<<<<

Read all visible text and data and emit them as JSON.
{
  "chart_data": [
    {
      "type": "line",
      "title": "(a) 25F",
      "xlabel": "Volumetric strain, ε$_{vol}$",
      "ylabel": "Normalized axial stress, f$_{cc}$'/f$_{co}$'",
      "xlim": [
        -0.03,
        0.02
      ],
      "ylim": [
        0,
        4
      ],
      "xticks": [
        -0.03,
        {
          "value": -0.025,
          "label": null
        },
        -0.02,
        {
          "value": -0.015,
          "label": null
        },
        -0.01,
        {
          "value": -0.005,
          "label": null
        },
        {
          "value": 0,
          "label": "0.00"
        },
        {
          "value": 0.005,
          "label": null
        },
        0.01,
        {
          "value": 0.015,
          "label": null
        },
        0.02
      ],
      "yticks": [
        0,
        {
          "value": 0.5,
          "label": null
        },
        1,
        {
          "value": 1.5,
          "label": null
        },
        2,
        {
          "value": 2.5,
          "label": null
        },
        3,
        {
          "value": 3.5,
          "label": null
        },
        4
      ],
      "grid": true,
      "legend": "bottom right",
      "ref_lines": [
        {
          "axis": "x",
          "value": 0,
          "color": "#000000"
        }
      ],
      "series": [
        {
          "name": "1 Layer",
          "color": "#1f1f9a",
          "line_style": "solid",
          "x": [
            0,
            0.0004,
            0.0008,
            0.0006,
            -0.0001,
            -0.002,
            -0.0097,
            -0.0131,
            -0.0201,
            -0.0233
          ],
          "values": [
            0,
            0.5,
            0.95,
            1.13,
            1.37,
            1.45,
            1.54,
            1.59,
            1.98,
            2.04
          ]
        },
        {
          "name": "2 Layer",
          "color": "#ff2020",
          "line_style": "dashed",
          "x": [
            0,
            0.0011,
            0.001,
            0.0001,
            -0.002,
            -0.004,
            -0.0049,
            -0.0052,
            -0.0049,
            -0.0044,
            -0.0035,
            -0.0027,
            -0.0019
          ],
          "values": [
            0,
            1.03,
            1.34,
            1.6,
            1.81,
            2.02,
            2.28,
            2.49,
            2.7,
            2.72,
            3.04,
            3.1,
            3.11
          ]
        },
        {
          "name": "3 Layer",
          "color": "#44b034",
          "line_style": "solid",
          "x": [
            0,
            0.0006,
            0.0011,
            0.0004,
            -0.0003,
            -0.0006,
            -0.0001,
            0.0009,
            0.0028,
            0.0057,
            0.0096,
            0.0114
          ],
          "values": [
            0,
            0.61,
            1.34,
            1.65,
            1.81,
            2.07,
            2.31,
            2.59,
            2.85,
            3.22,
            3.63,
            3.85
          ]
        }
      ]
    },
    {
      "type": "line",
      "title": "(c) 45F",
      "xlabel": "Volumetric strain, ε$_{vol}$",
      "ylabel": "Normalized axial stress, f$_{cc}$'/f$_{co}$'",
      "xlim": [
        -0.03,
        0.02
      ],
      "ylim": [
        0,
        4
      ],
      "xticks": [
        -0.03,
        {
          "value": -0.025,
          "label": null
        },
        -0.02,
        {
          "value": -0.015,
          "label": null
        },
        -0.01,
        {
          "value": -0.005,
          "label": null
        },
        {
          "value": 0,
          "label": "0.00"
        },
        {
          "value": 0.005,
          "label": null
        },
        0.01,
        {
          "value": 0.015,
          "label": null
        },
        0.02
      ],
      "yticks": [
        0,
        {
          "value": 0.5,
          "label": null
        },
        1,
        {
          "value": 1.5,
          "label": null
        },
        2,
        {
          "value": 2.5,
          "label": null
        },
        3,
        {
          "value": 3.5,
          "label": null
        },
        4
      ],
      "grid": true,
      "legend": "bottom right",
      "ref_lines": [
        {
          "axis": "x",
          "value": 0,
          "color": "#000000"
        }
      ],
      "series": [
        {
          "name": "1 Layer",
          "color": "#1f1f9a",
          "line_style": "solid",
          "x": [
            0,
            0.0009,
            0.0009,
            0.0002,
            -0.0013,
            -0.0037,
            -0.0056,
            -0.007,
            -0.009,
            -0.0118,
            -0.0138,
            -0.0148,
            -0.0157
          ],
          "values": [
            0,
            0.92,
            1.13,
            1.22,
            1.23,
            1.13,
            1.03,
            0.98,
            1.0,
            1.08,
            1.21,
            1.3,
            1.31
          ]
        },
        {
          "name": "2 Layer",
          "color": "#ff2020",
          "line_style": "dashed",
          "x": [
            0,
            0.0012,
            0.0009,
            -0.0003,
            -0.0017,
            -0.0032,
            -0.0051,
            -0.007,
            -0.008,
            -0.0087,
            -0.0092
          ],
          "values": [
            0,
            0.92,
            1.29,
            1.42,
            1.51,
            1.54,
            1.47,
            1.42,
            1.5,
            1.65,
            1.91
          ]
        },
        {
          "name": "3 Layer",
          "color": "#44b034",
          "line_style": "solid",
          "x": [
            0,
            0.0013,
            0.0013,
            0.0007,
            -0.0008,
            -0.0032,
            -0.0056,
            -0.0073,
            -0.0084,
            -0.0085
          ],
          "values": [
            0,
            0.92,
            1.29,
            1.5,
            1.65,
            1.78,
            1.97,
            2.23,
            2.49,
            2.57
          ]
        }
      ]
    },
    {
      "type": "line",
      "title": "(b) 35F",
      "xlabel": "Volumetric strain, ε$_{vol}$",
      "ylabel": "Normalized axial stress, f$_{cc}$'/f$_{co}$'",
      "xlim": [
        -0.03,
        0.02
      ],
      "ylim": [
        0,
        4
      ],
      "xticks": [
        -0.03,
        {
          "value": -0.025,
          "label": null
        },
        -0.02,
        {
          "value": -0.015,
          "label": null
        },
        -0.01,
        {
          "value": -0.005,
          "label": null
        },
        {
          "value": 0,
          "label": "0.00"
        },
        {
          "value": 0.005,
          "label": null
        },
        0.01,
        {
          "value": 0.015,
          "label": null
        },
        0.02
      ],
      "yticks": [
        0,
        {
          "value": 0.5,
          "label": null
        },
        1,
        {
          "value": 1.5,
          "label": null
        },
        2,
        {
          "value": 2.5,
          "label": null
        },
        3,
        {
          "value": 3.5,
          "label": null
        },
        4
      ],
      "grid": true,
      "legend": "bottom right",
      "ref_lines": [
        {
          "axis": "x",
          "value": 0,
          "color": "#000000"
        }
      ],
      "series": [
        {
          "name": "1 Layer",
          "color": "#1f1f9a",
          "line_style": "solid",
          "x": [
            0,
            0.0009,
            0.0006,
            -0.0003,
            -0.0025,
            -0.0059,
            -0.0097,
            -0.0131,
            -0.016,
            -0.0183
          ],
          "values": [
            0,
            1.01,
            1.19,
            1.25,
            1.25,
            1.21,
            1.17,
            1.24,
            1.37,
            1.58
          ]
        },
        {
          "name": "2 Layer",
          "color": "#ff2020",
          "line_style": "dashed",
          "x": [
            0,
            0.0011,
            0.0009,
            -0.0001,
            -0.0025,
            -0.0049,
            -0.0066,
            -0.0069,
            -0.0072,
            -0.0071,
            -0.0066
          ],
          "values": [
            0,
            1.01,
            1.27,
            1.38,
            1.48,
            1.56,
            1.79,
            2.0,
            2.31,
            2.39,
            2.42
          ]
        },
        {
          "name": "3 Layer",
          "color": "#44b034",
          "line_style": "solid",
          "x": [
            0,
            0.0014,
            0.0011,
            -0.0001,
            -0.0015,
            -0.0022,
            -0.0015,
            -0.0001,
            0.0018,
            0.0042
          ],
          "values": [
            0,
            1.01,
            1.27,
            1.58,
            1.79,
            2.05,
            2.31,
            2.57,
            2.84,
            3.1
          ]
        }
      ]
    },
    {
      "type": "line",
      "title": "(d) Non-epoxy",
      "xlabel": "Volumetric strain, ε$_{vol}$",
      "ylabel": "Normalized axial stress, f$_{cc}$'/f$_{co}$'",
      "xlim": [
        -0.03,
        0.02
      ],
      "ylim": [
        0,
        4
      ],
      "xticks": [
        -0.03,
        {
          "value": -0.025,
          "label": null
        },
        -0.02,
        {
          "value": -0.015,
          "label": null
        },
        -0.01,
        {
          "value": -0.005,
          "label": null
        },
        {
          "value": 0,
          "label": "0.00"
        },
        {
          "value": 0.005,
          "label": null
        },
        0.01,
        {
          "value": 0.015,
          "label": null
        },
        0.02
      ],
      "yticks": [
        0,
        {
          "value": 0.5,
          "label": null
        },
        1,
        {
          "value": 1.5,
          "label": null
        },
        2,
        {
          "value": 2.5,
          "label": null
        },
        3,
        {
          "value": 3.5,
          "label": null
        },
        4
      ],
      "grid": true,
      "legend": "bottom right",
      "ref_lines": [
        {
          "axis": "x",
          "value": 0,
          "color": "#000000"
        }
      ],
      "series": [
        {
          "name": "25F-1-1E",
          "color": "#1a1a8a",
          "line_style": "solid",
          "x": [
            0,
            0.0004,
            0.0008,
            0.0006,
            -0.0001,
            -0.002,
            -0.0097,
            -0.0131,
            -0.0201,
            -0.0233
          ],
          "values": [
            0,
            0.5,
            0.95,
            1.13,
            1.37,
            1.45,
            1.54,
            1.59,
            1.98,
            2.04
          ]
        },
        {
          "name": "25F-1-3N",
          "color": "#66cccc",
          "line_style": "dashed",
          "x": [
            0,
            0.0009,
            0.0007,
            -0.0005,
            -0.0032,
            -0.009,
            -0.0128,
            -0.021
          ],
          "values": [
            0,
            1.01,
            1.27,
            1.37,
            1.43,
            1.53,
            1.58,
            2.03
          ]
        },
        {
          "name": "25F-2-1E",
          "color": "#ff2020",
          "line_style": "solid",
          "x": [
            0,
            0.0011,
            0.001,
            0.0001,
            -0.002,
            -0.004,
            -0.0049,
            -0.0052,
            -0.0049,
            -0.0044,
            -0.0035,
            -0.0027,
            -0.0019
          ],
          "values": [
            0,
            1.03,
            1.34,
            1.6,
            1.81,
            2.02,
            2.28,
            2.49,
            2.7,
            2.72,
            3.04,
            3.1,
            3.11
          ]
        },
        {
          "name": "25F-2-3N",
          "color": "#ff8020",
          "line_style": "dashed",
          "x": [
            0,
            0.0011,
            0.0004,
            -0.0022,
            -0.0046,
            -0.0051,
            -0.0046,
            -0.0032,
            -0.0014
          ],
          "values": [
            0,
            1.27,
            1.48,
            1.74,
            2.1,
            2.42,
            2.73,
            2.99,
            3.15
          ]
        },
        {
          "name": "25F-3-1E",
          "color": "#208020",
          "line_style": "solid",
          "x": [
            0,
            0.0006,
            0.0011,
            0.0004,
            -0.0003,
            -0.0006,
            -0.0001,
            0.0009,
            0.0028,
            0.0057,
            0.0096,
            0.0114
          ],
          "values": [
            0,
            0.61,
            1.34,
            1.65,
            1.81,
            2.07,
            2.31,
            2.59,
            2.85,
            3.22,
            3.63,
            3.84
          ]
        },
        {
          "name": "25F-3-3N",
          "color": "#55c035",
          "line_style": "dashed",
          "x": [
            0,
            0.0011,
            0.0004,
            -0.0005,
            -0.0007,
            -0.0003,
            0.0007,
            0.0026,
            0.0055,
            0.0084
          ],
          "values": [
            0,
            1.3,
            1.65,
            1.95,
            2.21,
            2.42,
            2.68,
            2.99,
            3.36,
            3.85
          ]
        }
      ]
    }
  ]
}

>>>>

How many of the lines above include the word "title"? Respond with the number alone.

4